DIRECTIONS
Reproduce the rows word for word, beginning with the first row and continuing through the row that contains "- code-line: source", including both.

TASK INPUTS
******************************

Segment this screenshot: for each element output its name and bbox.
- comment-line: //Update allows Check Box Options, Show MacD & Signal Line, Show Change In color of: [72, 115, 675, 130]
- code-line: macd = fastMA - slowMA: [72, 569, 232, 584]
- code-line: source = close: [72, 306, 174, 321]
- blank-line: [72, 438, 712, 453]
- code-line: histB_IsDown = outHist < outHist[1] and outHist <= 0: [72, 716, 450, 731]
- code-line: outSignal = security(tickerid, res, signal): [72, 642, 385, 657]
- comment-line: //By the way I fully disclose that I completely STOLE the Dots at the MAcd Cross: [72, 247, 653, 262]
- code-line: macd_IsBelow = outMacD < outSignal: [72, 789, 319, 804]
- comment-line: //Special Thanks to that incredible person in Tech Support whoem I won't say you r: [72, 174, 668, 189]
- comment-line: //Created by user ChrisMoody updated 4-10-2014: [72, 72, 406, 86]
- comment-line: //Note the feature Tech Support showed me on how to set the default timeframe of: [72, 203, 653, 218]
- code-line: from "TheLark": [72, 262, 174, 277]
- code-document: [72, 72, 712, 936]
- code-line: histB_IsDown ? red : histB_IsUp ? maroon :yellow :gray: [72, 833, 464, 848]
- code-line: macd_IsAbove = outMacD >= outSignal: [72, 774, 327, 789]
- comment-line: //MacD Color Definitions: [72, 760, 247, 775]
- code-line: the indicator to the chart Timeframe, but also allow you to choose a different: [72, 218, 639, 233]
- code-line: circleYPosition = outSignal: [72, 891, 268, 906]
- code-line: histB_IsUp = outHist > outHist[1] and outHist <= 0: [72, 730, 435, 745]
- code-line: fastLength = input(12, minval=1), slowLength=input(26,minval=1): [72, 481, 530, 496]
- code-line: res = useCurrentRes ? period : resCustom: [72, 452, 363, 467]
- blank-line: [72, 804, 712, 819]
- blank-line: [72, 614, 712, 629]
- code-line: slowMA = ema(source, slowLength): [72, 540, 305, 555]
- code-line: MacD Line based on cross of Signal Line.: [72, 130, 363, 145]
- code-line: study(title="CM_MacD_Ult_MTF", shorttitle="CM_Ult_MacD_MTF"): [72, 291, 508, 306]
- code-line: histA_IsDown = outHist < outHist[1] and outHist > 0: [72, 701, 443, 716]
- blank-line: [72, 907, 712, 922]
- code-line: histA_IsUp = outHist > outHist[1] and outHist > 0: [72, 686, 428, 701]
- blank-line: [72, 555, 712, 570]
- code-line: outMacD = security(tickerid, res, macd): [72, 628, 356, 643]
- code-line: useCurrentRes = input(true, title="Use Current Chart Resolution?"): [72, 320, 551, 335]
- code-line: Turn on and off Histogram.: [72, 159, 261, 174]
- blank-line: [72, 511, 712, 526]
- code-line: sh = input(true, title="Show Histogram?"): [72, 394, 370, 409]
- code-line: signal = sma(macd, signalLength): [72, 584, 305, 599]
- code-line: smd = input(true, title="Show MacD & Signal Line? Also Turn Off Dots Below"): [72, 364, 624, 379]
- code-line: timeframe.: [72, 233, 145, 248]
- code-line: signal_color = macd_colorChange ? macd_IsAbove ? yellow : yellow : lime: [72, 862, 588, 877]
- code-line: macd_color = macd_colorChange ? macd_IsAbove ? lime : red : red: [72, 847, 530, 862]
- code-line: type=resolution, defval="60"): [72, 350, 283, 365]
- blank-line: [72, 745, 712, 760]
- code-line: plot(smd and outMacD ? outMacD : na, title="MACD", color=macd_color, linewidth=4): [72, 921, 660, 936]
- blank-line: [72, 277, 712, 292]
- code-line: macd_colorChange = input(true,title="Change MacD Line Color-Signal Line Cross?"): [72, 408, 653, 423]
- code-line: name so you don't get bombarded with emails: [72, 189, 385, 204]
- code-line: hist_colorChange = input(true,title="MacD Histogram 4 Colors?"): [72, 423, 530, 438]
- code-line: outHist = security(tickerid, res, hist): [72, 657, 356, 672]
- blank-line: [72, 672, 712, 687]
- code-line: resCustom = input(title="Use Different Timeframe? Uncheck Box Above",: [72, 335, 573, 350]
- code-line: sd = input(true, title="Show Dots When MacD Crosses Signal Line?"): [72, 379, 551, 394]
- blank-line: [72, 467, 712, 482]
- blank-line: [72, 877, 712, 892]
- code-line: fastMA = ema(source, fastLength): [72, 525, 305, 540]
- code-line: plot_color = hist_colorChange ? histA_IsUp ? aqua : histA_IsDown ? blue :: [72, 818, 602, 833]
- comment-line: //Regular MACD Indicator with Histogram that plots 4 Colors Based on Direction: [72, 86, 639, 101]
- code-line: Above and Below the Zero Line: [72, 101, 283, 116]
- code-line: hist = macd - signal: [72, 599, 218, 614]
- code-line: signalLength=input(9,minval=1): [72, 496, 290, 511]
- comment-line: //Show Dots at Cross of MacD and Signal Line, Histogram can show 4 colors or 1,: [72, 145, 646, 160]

******************************

WRITTEN ANSWER
Segment this screenshot: for each element output its name and bbox.
- comment-line: //Update allows Check Box Options, Show MacD & Signal Line, Show Change In color of: [72, 115, 675, 130]
- code-line: macd = fastMA - slowMA: [72, 569, 232, 584]
- code-line: source = close: [72, 306, 174, 321]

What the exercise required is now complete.